- _YOUR GOAL_
Transcribe the data verbatim and drop its images.

- _ENTRIES PROVIDED_
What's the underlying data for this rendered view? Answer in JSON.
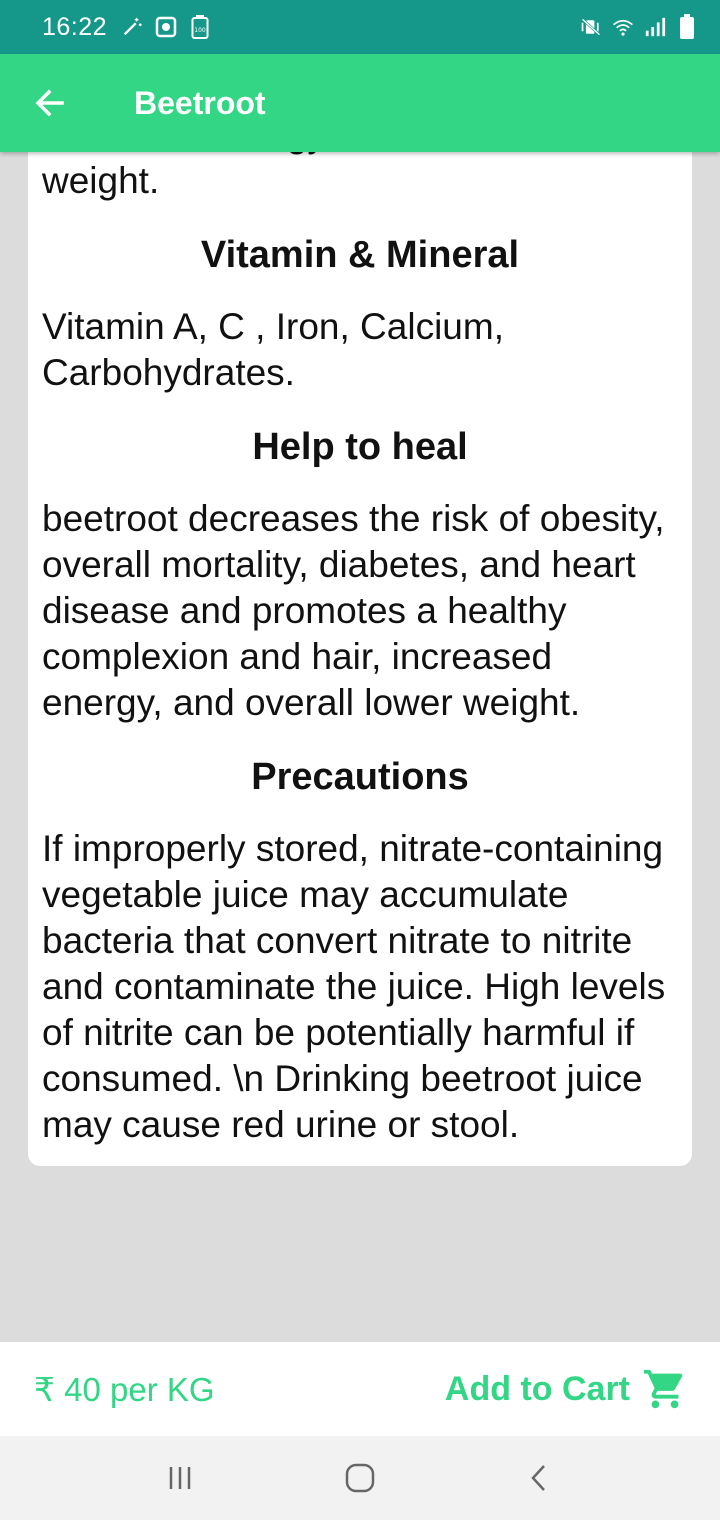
{
  "status_bar": {
    "time": "16:22",
    "left_icons": [
      "magic-wand-icon",
      "screen-record-icon",
      "battery-saver-icon"
    ],
    "right_icons": [
      "vibrate-mute-icon",
      "wifi-icon",
      "signal-icon",
      "battery-icon"
    ]
  },
  "app_bar": {
    "title": "Beetroot",
    "back_icon": "arrow-left-icon",
    "color": "#32d684"
  },
  "content": {
    "intro_tail": "increased energy, and overall lower weight.",
    "sections": [
      {
        "heading": "Vitamin & Mineral",
        "body": "Vitamin A, C , Iron, Calcium, Carbohydrates."
      },
      {
        "heading": "Help to heal",
        "body": "beetroot decreases the risk of obesity, overall mortality, diabetes, and heart disease and promotes a healthy complexion and hair, increased energy, and overall lower weight."
      },
      {
        "heading": "Precautions",
        "body": "If improperly stored, nitrate-containing vegetable juice may accumulate bacteria that convert nitrate to nitrite and contaminate the juice. High levels of nitrite can be potentially harmful if consumed. \\n Drinking beetroot juice may cause red urine or stool."
      }
    ]
  },
  "bottom_bar": {
    "price": "₹ 40 per KG",
    "cart_label": "Add to Cart",
    "cart_icon": "cart-icon"
  },
  "nav_bar": {
    "buttons": [
      "recent-apps-icon",
      "home-icon",
      "back-icon"
    ]
  },
  "colors": {
    "status_bar": "#15988a",
    "accent": "#32d684",
    "background": "#dcdcdc"
  }
}
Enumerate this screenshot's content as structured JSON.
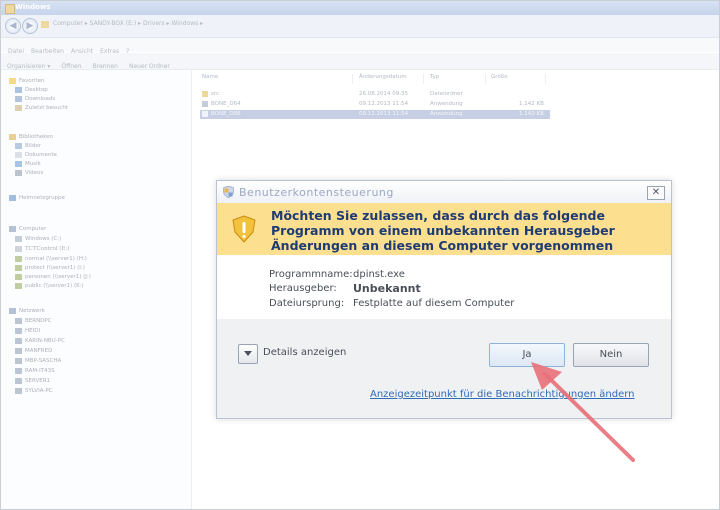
{
  "window": {
    "title": "Windows"
  },
  "address": {
    "breadcrumb": "Computer ▸ SANDY-BOX (E:) ▸ Drivers ▸ Windows ▸"
  },
  "menu": [
    "Datei",
    "Bearbeiten",
    "Ansicht",
    "Extras",
    "?"
  ],
  "toolbar": [
    "Organisieren ▾",
    "Öffnen",
    "Brennen",
    "Neuer Ordner"
  ],
  "sidebar": {
    "favorites": {
      "label": "Favoriten",
      "items": [
        "Desktop",
        "Downloads",
        "Zuletzt besucht"
      ]
    },
    "libraries": {
      "label": "Bibliotheken",
      "items": [
        "Bilder",
        "Dokumente",
        "Musik",
        "Videos"
      ]
    },
    "homegroup": "Heimnetzgruppe",
    "computer": {
      "label": "Computer",
      "items": [
        "Windows (C:)",
        "TCTControl (E:)",
        "normal (\\\\server1) (H:)",
        "protect (\\\\server1) (I:)",
        "personen (\\\\server1) (J:)",
        "public (\\\\server1) (K:)"
      ]
    },
    "network": {
      "label": "Netzwerk",
      "items": [
        "BERNDPC",
        "HEIDI",
        "KARIN-NBU-PC",
        "MANFRED",
        "MBP-SASCHA",
        "RAM-IT43S",
        "SERVER1",
        "SYLVIA-PC"
      ]
    }
  },
  "files": {
    "columns": [
      "Name",
      "Änderungsdatum",
      "Typ",
      "Größe"
    ],
    "rows": [
      {
        "name": "src",
        "date": "26.08.2014 09:35",
        "type": "Dateiordner",
        "size": ""
      },
      {
        "name": "BONE_D64",
        "date": "09.12.2013 11:54",
        "type": "Anwendung",
        "size": "1.142 KB"
      },
      {
        "name": "BONE_D86",
        "date": "09.12.2013 11:54",
        "type": "Anwendung",
        "size": "1.143 KB"
      }
    ]
  },
  "uac": {
    "title": "Benutzerkontensteuerung",
    "close_label": "✕",
    "question": "Möchten Sie zulassen, dass durch das folgende Programm von einem unbekannten Herausgeber Änderungen an diesem Computer vorgenommen werden?",
    "program_label": "Programmname:",
    "program_value": "dpinst.exe",
    "publisher_label": "Herausgeber:",
    "publisher_value": "Unbekannt",
    "origin_label": "Dateiursprung:",
    "origin_value": "Festplatte auf diesem Computer",
    "details_label": "Details anzeigen",
    "yes_label": "Ja",
    "no_label": "Nein",
    "link_label": "Anzeigezeitpunkt für die Benachrichtigungen ändern"
  },
  "colors": {
    "banner": "#fde08f",
    "arrow": "#e8707a",
    "link": "#2e6cb8",
    "title": "#1f3b74"
  }
}
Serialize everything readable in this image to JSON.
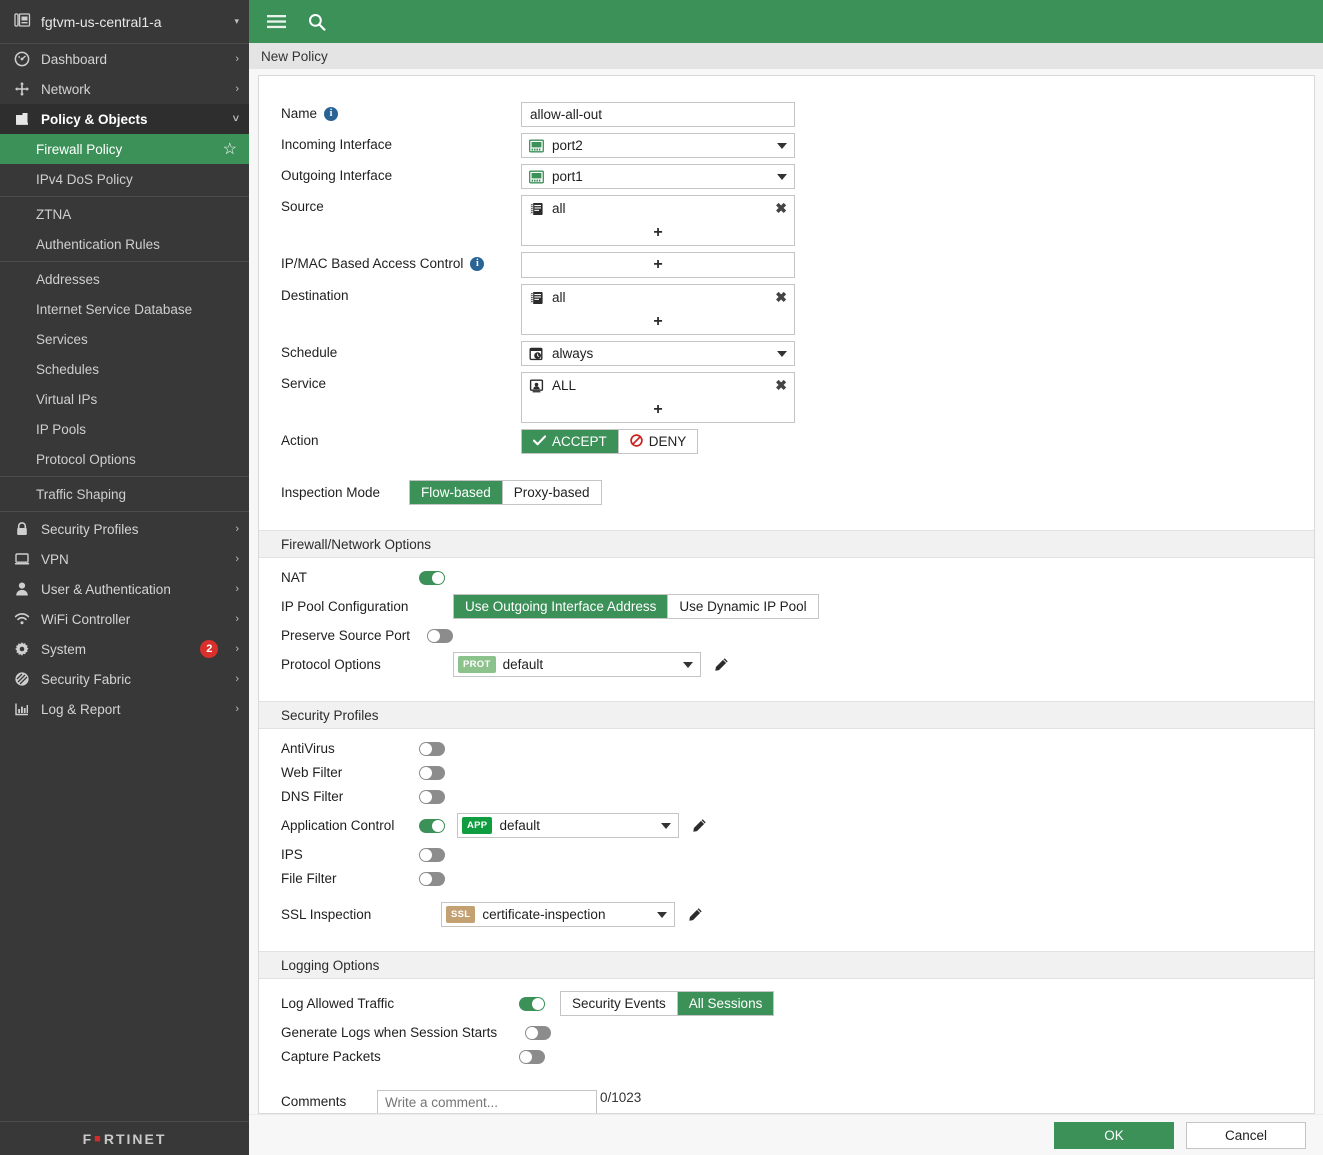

- _RESULT BELOW_
What's the underlying data for this rendered view? Answer in JSON.
{
  "status_bar": {
    "time": "16:22",
    "left_icons": [
      "magic-wand-icon",
      "screen-record-icon",
      "battery-saver-icon"
    ],
    "right_icons": [
      "vibrate-mute-icon",
      "wifi-icon",
      "signal-icon",
      "battery-icon"
    ]
  },
  "app_bar": {
    "title": "Beetroot",
    "back_icon": "arrow-left-icon",
    "color": "#32d684"
  },
  "content": {
    "intro_tail": "increased energy, and overall lower weight.",
    "sections": [
      {
        "heading": "Vitamin & Mineral",
        "body": "Vitamin A, C , Iron, Calcium, Carbohydrates."
      },
      {
        "heading": "Help to heal",
        "body": "beetroot decreases the risk of obesity, overall mortality, diabetes, and heart disease and promotes a healthy complexion and hair, increased energy, and overall lower weight."
      },
      {
        "heading": "Precautions",
        "body": "If improperly stored, nitrate-containing vegetable juice may accumulate bacteria that convert nitrate to nitrite and contaminate the juice. High levels of nitrite can be potentially harmful if consumed. \\n Drinking beetroot juice may cause red urine or stool."
      }
    ]
  },
  "bottom_bar": {
    "price": "₹ 40 per KG",
    "cart_label": "Add to Cart",
    "cart_icon": "cart-icon"
  },
  "nav_bar": {
    "buttons": [
      "recent-apps-icon",
      "home-icon",
      "back-icon"
    ]
  },
  "colors": {
    "status_bar": "#15988a",
    "accent": "#32d684",
    "background": "#dcdcdc"
  }
}
Enumerate this screenshot's content as structured JSON.
{
  "window": {
    "title": "Windows"
  },
  "address": {
    "breadcrumb": "Computer ▸ SANDY-BOX (E:) ▸ Drivers ▸ Windows ▸"
  },
  "menu": [
    "Datei",
    "Bearbeiten",
    "Ansicht",
    "Extras",
    "?"
  ],
  "toolbar": [
    "Organisieren ▾",
    "Öffnen",
    "Brennen",
    "Neuer Ordner"
  ],
  "sidebar": {
    "favorites": {
      "label": "Favoriten",
      "items": [
        "Desktop",
        "Downloads",
        "Zuletzt besucht"
      ]
    },
    "libraries": {
      "label": "Bibliotheken",
      "items": [
        "Bilder",
        "Dokumente",
        "Musik",
        "Videos"
      ]
    },
    "homegroup": "Heimnetzgruppe",
    "computer": {
      "label": "Computer",
      "items": [
        "Windows (C:)",
        "TCTControl (E:)",
        "normal (\\\\server1) (H:)",
        "protect (\\\\server1) (I:)",
        "personen (\\\\server1) (J:)",
        "public (\\\\server1) (K:)"
      ]
    },
    "network": {
      "label": "Netzwerk",
      "items": [
        "BERNDPC",
        "HEIDI",
        "KARIN-NBU-PC",
        "MANFRED",
        "MBP-SASCHA",
        "RAM-IT43S",
        "SERVER1",
        "SYLVIA-PC"
      ]
    }
  },
  "files": {
    "columns": [
      "Name",
      "Änderungsdatum",
      "Typ",
      "Größe"
    ],
    "rows": [
      {
        "name": "src",
        "date": "26.08.2014 09:35",
        "type": "Dateiordner",
        "size": ""
      },
      {
        "name": "BONE_D64",
        "date": "09.12.2013 11:54",
        "type": "Anwendung",
        "size": "1.142 KB"
      },
      {
        "name": "BONE_D86",
        "date": "09.12.2013 11:54",
        "type": "Anwendung",
        "size": "1.143 KB"
      }
    ]
  },
  "uac": {
    "title": "Benutzerkontensteuerung",
    "close_label": "✕",
    "question": "Möchten Sie zulassen, dass durch das folgende Programm von einem unbekannten Herausgeber Änderungen an diesem Computer vorgenommen werden?",
    "program_label": "Programmname:",
    "program_value": "dpinst.exe",
    "publisher_label": "Herausgeber:",
    "publisher_value": "Unbekannt",
    "origin_label": "Dateiursprung:",
    "origin_value": "Festplatte auf diesem Computer",
    "details_label": "Details anzeigen",
    "yes_label": "Ja",
    "no_label": "Nein",
    "link_label": "Anzeigezeitpunkt für die Benachrichtigungen ändern"
  },
  "colors": {
    "banner": "#fde08f",
    "arrow": "#e8707a",
    "link": "#2e6cb8",
    "title": "#1f3b74"
  }
}
Serialize everything readable in this image to JSON.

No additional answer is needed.